* [DATASET EXCERPTS]:
>> begin

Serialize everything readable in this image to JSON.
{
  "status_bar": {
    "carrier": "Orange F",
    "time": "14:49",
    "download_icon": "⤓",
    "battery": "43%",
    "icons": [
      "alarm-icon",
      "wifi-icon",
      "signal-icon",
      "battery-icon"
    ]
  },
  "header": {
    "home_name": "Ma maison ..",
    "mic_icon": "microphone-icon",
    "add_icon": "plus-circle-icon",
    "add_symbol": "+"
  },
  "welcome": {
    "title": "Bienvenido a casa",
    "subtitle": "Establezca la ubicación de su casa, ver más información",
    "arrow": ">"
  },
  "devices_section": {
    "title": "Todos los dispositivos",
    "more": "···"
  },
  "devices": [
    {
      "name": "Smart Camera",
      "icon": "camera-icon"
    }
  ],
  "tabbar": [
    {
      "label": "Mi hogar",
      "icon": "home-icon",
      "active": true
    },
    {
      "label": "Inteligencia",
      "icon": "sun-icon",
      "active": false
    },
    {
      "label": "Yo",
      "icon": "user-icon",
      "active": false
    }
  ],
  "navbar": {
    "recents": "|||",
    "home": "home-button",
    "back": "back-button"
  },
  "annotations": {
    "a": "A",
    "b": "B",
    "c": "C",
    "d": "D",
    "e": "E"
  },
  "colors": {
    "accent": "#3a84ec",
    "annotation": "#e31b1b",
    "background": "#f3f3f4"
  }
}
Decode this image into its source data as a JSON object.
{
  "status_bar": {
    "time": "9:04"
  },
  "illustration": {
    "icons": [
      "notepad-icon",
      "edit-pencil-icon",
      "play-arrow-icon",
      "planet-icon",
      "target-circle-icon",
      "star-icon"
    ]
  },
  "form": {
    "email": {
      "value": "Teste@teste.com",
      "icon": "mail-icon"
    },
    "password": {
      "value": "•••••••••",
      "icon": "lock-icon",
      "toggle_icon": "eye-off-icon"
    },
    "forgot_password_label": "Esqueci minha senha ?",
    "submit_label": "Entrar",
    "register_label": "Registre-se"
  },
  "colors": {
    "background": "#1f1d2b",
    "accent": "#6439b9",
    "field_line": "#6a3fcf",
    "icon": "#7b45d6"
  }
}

>> end

* [REQUIREMENT]:
Collect each line holding the string "circle".

* [COMPLETE RESPONSE]:
    "add_icon": "plus-circle-icon",
      "target-circle-icon",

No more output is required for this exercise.